» **DATA FOR THIS EXERCISE**:
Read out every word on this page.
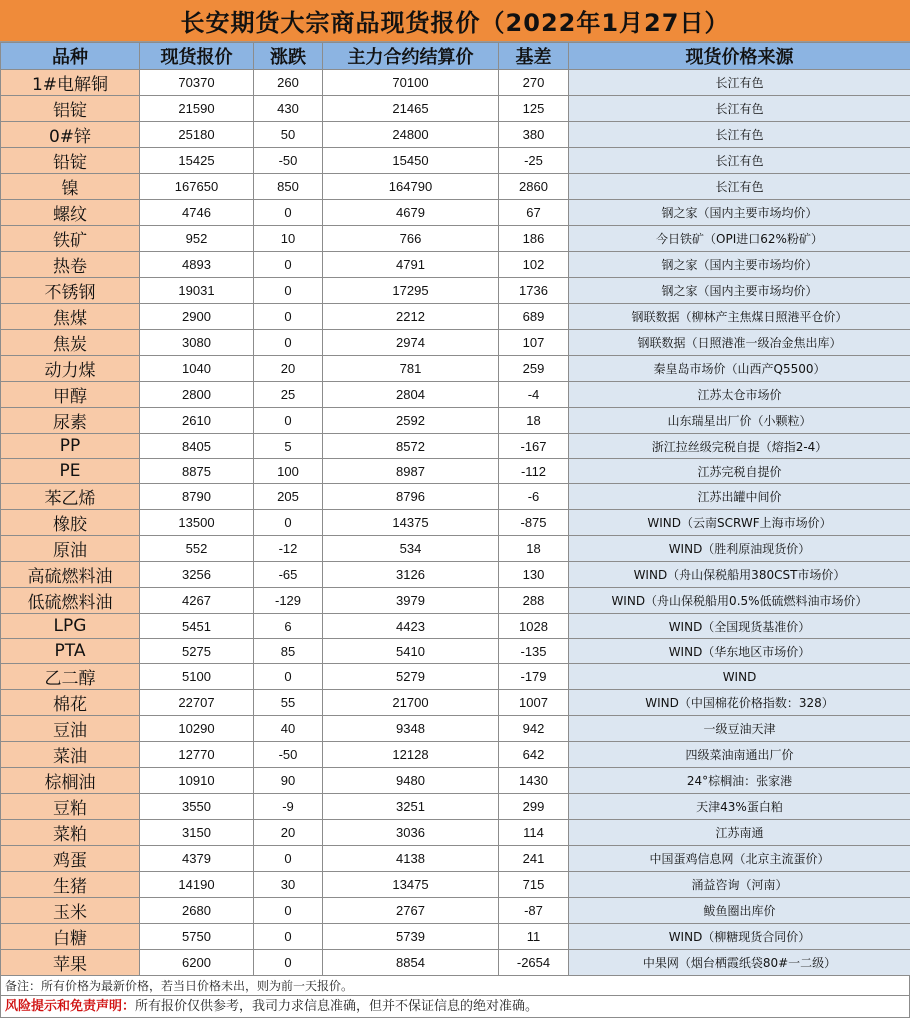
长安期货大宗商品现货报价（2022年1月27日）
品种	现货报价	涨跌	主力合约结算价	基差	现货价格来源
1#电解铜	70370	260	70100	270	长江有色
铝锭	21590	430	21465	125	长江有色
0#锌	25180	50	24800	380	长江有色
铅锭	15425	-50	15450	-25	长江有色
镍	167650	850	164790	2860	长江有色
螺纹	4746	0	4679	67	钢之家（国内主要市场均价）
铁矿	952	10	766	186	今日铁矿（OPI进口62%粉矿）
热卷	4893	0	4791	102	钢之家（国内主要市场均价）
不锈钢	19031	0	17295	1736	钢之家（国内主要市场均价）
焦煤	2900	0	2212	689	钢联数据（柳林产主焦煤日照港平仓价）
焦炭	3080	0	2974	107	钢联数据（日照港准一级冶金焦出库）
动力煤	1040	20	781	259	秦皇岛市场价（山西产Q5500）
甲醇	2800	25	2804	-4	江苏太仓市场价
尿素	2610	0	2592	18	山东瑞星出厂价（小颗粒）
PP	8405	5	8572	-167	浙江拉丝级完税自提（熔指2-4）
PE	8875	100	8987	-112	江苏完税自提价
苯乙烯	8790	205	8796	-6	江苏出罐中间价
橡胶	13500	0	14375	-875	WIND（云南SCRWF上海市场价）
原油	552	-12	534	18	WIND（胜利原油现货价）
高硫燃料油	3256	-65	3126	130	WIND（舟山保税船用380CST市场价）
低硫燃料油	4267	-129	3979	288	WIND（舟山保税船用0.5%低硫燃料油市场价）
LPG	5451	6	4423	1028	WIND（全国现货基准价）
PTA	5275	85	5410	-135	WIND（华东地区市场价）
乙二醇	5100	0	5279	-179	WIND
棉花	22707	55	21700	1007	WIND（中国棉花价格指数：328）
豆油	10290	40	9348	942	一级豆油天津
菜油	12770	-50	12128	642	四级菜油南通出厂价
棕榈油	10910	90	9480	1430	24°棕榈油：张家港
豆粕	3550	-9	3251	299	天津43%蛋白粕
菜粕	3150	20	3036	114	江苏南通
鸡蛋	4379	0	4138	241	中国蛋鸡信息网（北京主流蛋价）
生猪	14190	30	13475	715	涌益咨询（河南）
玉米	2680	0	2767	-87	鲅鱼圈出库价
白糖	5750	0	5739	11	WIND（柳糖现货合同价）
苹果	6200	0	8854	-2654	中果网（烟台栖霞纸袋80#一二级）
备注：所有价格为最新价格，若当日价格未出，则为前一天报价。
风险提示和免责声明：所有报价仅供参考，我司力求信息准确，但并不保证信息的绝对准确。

» **TASK DESCRIPTION**: Every entry should be returned exactly as written, minus the pictures.

» **EXERCISE OUTPUT**:
Read out every word on this page.
长安期货大宗商品现货报价（2022年1月27日）
品种	现货报价	涨跌	主力合约结算价	基差	现货价格来源
1#电解铜	70370	260	70100	270	长江有色
铝锭	21590	430	21465	125	长江有色
0#锌	25180	50	24800	380	长江有色
铅锭	15425	-50	15450	-25	长江有色
镍	167650	850	164790	2860	长江有色
螺纹	4746	0	4679	67	钢之家（国内主要市场均价）
铁矿	952	10	766	186	今日铁矿（OPI进口62%粉矿）
热卷	4893	0	4791	102	钢之家（国内主要市场均价）
不锈钢	19031	0	17295	1736	钢之家（国内主要市场均价）
焦煤	2900	0	2212	689	钢联数据（柳林产主焦煤日照港平仓价）
焦炭	3080	0	2974	107	钢联数据（日照港准一级冶金焦出库）
动力煤	1040	20	781	259	秦皇岛市场价（山西产Q5500）
甲醇	2800	25	2804	-4	江苏太仓市场价
尿素	2610	0	2592	18	山东瑞星出厂价（小颗粒）
PP	8405	5	8572	-167	浙江拉丝级完税自提（熔指2-4）
PE	8875	100	8987	-112	江苏完税自提价
苯乙烯	8790	205	8796	-6	江苏出罐中间价
橡胶	13500	0	14375	-875	WIND（云南SCRWF上海市场价）
原油	552	-12	534	18	WIND（胜利原油现货价）
高硫燃料油	3256	-65	3126	130	WIND（舟山保税船用380CST市场价）
低硫燃料油	4267	-129	3979	288	WIND（舟山保税船用0.5%低硫燃料油市场价）
LPG	5451	6	4423	1028	WIND（全国现货基准价）
PTA	5275	85	5410	-135	WIND（华东地区市场价）
乙二醇	5100	0	5279	-179	WIND
棉花	22707	55	21700	1007	WIND（中国棉花价格指数：328）
豆油	10290	40	9348	942	一级豆油天津
菜油	12770	-50	12128	642	四级菜油南通出厂价
棕榈油	10910	90	9480	1430	24°棕榈油：张家港
豆粕	3550	-9	3251	299	天津43%蛋白粕
菜粕	3150	20	3036	114	江苏南通
鸡蛋	4379	0	4138	241	中国蛋鸡信息网（北京主流蛋价）
生猪	14190	30	13475	715	涌益咨询（河南）
玉米	2680	0	2767	-87	鲅鱼圈出库价
白糖	5750	0	5739	11	WIND（柳糖现货合同价）
苹果	6200	0	8854	-2654	中果网（烟台栖霞纸袋80#一二级）
备注：所有价格为最新价格，若当日价格未出，则为前一天报价。
风险提示和免责声明：所有报价仅供参考，我司力求信息准确，但并不保证信息的绝对准确。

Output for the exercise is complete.